GIVEN EXERCISE: Scan the records for the string "title"; copy each line where it occurs.

Entries with figure data:
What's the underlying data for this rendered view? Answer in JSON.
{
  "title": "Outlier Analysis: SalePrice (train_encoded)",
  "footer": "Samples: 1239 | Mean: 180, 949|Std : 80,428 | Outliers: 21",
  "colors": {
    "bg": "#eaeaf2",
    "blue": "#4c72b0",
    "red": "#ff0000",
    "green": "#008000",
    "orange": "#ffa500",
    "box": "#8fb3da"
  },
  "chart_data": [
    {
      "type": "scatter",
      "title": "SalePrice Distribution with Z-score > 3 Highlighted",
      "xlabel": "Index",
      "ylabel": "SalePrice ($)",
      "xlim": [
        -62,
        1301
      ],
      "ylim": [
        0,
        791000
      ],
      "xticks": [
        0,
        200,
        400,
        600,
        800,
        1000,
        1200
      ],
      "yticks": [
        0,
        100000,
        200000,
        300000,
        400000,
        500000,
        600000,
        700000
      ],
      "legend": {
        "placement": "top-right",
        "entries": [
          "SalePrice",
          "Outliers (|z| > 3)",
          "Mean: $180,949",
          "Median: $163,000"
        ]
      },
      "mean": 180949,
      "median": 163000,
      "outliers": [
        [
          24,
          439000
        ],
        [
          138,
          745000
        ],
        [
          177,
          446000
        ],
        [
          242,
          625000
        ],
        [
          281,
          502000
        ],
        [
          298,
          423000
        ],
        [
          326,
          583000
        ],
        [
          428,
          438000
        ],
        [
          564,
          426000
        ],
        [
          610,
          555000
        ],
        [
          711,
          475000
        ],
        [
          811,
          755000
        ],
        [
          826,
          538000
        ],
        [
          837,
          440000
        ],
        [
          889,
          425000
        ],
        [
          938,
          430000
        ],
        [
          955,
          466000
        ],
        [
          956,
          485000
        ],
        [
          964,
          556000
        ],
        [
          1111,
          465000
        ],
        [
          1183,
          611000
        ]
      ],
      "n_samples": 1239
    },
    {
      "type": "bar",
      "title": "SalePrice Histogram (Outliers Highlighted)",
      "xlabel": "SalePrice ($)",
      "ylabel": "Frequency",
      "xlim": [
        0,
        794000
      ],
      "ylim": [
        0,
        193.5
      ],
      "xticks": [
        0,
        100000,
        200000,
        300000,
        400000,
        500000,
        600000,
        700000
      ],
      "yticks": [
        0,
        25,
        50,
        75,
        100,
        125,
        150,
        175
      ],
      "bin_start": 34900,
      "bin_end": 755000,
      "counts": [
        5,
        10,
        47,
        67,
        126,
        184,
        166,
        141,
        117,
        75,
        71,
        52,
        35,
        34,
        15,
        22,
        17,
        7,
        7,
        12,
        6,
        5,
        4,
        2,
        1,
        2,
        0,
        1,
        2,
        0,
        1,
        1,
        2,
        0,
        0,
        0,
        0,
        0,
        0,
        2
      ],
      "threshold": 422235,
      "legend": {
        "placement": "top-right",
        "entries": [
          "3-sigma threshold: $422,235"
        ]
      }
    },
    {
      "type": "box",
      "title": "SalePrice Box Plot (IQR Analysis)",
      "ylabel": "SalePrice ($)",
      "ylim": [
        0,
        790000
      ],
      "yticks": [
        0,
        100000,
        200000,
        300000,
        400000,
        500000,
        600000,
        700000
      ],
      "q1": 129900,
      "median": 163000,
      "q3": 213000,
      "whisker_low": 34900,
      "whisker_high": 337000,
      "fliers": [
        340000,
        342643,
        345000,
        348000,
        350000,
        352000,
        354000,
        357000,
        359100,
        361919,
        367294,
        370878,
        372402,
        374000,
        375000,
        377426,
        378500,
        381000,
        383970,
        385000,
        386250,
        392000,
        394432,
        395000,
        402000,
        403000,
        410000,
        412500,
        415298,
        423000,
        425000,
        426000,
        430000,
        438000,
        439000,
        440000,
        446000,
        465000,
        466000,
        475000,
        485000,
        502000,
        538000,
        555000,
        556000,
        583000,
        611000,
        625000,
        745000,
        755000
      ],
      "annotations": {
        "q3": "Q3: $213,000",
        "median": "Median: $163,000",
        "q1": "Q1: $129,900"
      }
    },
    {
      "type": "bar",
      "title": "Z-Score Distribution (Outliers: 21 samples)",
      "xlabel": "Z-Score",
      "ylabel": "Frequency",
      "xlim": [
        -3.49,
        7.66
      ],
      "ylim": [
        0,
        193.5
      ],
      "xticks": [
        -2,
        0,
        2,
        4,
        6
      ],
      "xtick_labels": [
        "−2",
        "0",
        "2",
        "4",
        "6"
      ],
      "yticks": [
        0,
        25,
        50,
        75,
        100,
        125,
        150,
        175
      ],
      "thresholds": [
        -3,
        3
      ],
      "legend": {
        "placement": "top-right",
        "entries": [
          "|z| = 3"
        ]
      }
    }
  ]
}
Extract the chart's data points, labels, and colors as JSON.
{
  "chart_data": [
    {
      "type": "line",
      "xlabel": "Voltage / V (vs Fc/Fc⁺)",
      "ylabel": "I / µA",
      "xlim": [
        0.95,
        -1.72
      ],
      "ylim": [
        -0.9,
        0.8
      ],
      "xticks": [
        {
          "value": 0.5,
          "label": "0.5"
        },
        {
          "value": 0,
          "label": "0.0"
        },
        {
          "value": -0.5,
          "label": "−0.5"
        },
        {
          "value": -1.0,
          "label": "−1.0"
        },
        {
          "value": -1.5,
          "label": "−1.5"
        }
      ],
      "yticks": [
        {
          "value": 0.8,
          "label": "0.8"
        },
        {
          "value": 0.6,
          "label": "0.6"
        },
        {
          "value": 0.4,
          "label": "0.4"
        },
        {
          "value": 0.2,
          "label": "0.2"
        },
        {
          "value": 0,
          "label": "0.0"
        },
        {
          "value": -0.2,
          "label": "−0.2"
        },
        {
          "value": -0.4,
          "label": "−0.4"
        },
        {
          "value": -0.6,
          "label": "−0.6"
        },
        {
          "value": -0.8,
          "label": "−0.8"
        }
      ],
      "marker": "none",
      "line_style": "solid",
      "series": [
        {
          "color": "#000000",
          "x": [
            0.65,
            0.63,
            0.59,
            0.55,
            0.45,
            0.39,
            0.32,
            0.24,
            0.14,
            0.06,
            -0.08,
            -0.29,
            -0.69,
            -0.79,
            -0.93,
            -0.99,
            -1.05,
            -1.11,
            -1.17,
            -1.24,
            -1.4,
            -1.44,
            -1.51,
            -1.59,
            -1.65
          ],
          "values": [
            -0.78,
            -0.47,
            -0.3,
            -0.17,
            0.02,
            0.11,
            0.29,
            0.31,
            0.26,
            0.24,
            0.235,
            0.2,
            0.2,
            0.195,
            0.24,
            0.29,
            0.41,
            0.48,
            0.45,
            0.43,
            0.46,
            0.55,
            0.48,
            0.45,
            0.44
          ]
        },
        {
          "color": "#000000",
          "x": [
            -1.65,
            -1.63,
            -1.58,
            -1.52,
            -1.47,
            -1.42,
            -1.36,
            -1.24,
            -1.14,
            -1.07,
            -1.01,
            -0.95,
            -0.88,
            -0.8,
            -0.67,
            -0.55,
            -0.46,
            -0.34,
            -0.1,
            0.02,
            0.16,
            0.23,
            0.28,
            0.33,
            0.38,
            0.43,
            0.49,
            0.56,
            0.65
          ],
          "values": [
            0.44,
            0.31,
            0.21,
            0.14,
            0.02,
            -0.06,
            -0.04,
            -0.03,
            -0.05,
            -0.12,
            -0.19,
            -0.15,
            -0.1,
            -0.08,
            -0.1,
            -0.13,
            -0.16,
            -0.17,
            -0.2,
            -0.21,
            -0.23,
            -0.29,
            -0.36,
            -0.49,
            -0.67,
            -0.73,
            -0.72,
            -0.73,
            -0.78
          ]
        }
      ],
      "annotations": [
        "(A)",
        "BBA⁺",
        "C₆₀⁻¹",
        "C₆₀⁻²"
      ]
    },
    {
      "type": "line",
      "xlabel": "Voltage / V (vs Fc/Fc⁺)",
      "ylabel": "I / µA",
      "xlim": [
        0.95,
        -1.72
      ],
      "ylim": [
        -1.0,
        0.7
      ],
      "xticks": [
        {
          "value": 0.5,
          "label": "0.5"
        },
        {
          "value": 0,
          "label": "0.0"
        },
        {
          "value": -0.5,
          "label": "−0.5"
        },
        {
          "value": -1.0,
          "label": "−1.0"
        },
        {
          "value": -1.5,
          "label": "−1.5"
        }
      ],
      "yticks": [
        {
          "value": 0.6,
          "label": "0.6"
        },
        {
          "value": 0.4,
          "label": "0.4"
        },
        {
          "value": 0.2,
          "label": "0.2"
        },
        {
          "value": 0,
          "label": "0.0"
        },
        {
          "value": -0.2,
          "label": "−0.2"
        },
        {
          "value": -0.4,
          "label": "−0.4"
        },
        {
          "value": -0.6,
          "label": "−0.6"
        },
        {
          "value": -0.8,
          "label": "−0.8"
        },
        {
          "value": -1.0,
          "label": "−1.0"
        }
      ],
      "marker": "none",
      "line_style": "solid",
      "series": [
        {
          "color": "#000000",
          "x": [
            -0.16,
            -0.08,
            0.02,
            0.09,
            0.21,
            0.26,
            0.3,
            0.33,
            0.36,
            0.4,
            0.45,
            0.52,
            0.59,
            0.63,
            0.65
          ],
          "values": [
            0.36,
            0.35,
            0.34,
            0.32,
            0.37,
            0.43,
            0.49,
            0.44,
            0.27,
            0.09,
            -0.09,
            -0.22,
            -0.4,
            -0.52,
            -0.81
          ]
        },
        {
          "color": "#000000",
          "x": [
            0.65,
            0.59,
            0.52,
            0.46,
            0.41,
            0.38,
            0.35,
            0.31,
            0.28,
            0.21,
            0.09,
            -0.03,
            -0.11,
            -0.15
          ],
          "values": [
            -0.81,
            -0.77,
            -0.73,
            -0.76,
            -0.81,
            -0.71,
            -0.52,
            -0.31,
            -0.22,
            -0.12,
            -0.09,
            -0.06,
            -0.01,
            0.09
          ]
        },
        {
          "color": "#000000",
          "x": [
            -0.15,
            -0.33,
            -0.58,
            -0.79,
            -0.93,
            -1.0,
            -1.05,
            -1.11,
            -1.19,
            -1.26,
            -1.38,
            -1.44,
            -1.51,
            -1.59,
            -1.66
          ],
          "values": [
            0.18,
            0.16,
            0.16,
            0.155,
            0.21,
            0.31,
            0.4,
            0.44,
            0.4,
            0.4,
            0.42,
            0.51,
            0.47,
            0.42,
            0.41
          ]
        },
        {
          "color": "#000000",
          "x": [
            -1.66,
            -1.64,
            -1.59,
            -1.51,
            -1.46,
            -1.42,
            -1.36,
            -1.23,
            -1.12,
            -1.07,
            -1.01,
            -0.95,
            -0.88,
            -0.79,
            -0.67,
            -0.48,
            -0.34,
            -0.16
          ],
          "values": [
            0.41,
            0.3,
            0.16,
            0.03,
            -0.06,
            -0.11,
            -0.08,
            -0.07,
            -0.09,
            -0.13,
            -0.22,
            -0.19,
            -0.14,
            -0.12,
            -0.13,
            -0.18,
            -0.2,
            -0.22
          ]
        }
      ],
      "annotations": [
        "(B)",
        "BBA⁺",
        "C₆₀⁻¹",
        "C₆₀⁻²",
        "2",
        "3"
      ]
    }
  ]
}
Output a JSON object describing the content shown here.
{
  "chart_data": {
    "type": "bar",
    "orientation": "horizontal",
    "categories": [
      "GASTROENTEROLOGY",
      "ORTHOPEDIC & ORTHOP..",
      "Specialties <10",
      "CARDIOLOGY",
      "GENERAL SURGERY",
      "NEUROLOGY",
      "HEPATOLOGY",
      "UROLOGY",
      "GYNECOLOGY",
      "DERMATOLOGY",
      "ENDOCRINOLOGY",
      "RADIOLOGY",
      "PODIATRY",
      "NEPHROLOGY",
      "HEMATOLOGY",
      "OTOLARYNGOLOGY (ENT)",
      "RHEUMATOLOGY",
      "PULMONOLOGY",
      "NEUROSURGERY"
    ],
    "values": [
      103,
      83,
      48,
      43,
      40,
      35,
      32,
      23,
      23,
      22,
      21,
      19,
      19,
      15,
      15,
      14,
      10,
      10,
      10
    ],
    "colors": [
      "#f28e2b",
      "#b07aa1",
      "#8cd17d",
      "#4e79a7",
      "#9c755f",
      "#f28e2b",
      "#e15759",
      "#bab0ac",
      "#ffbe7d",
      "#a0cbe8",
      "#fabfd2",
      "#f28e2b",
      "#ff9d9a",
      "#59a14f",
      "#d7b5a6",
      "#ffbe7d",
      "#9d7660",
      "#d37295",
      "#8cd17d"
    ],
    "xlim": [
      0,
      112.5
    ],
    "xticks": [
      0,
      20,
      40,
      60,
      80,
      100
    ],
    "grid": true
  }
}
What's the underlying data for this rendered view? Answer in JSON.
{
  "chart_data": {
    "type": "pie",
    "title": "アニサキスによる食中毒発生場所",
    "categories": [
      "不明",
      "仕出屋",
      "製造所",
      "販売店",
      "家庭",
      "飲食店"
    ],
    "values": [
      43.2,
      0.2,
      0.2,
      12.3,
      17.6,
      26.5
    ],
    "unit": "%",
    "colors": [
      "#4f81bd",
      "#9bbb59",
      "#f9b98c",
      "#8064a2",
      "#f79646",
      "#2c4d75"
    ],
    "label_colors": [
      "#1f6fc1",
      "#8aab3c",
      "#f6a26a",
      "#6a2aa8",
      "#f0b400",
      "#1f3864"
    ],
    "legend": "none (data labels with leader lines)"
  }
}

WORKED SOLUTION:
  "title": "Outlier Analysis: SalePrice (train_encoded)",
      "title": "SalePrice Distribution with Z-score > 3 Highlighted",
      "title": "SalePrice Histogram (Outliers Highlighted)",
      "title": "SalePrice Box Plot (IQR Analysis)",
      "title": "Z-Score Distribution (Outliers: 21 samples)",
    "title": "アニサキスによる食中毒発生場所",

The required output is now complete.